◆ Required tasks:
1) Copy the passage of the PKCS#11 post between "After fork, code" and "done before ?", inclusive.
2) According to the PKCS#11 post, what change solves the issue?

PKCS#11 Library Initialization - issues in multithreaded env - apache worker mode

[Rafal77x]

When PKCS11 Lib is loaded first time following code is used - p11_load.c: int pkcs11_CTX_load(PKCS11_CTX *ctx, const char *name) { PKCS11_CTX_private *cpriv = PRIVCTX(ctx); CK_C_INITIALIZE_ARGS args; CK_INFO ck_info; int rv;

cpriv->handle = C_LoadModule(name, &cpriv->method);
if (!cpriv->handle) {
	P11err(P11_F_PKCS11_CTX_LOAD, P11_R_LOAD_MODULE_ERROR);
	return -1;
}

/* Tell the PKCS11 to initialize itself */
memset(&args, 0, sizeof(args));
/* Unconditionally say using OS locking primitives is OK */
args.flags |= CKF_OS_LOCKING_OK;
args.pReserved = cpriv->init_args;
rv = cpriv->method->C_Initialize(&args);

After fork, code below is used which calls C_Initialize in single threaded mode /*

• Reinitialize (e.g., after a fork). */ int pkcs11_CTX_reload(PKCS11_CTX_private *ctx) { CK_C_INITIALIZE_ARGS _args; CK_C_INITIALIZE_ARGS *args = NULL; int rv;

  if (!ctx->method) /* Module not loaded */ return 0;

  /* Tell the PKCS11 to initialize itself */ if (ctx->init_args) { memset(&_args, 0, sizeof(_args)); args = &_args; args->pReserved = ctx->init_args; } rv = ctx->method->C_Initialize(args);

This impacts issuess with some PKCS11 libraries and HSMs configured with libp11 04.12, OpenSSL and apache - ie. after 1st call apache is not able to serve content - SSL error -> eror in pkcs11_private_encrypt function. Adding CKF_OS_LOCKING_OK to flags in pkcs11_CTX_reload solves the issue. Is there any reason it was not done before ?

◆ Data:
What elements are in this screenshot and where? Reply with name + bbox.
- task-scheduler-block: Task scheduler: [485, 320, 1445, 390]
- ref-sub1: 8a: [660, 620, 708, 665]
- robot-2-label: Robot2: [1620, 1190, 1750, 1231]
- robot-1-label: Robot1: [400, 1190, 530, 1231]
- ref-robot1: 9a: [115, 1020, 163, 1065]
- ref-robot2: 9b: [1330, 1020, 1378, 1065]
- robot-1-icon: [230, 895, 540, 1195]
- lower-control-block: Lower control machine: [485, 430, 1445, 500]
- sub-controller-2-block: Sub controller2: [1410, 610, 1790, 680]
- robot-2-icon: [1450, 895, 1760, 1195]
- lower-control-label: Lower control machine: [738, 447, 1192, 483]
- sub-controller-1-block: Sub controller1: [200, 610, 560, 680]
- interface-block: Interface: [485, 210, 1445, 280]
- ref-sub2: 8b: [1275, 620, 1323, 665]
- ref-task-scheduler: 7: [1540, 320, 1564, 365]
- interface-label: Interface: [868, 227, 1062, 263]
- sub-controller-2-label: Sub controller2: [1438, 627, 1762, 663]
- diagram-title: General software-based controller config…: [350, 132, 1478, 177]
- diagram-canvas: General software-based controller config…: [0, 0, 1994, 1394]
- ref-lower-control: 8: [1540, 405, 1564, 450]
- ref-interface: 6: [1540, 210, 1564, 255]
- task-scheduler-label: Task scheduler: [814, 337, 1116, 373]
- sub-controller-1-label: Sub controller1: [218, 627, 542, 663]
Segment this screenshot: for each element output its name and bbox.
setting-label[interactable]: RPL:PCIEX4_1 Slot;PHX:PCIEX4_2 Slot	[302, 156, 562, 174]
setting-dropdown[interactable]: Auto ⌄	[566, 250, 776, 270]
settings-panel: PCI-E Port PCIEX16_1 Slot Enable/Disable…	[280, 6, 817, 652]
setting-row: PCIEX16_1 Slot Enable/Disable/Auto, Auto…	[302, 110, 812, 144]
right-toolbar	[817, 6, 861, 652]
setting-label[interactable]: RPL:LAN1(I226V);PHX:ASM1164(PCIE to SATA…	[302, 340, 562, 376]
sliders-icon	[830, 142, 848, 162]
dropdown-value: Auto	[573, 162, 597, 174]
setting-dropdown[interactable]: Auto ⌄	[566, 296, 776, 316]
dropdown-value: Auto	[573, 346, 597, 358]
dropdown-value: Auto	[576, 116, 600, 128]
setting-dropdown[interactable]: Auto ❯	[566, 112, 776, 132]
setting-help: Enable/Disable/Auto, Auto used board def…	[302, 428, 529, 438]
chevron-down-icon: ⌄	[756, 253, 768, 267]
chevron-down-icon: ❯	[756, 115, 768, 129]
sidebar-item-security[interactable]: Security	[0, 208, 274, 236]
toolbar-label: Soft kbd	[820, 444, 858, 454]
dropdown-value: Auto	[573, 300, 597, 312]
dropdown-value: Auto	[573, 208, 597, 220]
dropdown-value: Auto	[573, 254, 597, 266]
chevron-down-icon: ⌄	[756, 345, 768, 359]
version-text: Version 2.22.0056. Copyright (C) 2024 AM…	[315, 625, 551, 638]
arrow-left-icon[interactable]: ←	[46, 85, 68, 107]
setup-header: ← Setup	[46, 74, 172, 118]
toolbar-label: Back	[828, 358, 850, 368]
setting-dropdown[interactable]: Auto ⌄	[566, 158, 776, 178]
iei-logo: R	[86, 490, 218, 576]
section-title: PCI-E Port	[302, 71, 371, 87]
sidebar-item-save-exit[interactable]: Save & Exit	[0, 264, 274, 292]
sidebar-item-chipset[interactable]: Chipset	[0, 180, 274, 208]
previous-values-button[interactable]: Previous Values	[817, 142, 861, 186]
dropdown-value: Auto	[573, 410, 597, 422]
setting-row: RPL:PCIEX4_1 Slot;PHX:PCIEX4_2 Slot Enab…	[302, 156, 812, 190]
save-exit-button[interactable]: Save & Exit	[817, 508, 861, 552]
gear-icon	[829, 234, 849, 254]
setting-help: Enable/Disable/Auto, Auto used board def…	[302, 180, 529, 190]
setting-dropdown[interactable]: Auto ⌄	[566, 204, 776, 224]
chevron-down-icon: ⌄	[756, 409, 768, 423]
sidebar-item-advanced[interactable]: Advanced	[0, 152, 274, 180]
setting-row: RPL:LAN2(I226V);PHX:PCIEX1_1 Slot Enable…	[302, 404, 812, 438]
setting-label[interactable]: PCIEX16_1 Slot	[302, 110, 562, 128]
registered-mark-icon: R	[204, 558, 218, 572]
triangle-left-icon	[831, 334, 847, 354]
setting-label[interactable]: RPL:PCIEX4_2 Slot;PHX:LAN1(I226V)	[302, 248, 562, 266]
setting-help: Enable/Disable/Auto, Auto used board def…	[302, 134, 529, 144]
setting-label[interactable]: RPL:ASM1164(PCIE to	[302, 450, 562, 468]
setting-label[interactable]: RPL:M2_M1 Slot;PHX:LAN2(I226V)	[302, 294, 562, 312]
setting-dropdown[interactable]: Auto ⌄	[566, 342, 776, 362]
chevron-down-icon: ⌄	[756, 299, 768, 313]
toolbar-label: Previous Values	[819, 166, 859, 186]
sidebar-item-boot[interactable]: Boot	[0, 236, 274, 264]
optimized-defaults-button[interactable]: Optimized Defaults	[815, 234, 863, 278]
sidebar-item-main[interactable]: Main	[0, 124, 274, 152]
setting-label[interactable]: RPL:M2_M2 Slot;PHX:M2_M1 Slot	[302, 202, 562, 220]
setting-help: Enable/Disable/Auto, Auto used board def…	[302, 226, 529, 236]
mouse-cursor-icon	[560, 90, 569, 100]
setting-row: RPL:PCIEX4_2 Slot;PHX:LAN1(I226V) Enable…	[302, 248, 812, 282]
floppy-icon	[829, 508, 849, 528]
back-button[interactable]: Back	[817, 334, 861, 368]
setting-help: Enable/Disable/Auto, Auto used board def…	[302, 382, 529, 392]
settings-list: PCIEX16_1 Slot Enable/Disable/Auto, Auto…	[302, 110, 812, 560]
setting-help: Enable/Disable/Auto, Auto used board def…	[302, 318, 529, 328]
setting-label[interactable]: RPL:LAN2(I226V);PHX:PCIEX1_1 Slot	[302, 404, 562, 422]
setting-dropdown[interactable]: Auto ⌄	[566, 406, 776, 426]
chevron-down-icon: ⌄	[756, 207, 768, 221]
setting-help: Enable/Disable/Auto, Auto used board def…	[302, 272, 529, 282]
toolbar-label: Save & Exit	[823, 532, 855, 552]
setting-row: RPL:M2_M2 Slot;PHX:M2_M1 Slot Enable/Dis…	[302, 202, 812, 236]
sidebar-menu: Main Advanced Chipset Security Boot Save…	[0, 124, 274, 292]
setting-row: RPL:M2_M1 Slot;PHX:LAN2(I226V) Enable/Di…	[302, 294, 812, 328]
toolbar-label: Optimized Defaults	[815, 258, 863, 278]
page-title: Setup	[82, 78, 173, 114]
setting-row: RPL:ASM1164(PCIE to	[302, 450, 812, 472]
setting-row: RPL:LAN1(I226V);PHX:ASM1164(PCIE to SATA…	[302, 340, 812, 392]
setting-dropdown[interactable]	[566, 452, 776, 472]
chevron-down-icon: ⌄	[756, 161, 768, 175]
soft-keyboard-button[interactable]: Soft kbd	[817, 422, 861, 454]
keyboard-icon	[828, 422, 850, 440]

◆ Solution list:
1)
After fork, code below is used which calls C_Initialize in single threaded mode /*

• Reinitialize (e.g., after a fork). */ int pkcs11_CTX_reload(PKCS11_CTX_private *ctx) { CK_C_INITIALIZE_ARGS _args; CK_C_INITIALIZE_ARGS *args = NULL; int rv;

  if (!ctx->method) /* Module not loaded */ return 0;

  /* Tell the PKCS11 to initialize itself */ if (ctx->init_args) { memset(&_args, 0, sizeof(_args)); args = &_args; args->pReserved = ctx->init_args; } rv = ctx->method->C_Initialize(args);

This impacts issuess with some PKCS11 libraries and HSMs configured with libp11 04.12, OpenSSL and apache - ie. after 1st call apache is not able to serve content - SSL error -> eror in pkcs11_private_encrypt function. Adding CKF_OS_LOCKING_OK to flags in pkcs11_CTX_reload solves the issue. Is there any reason it was not done before ?

2) Adding CKF_OS_LOCKING_OK to the flags in pkcs11_CTX_reload.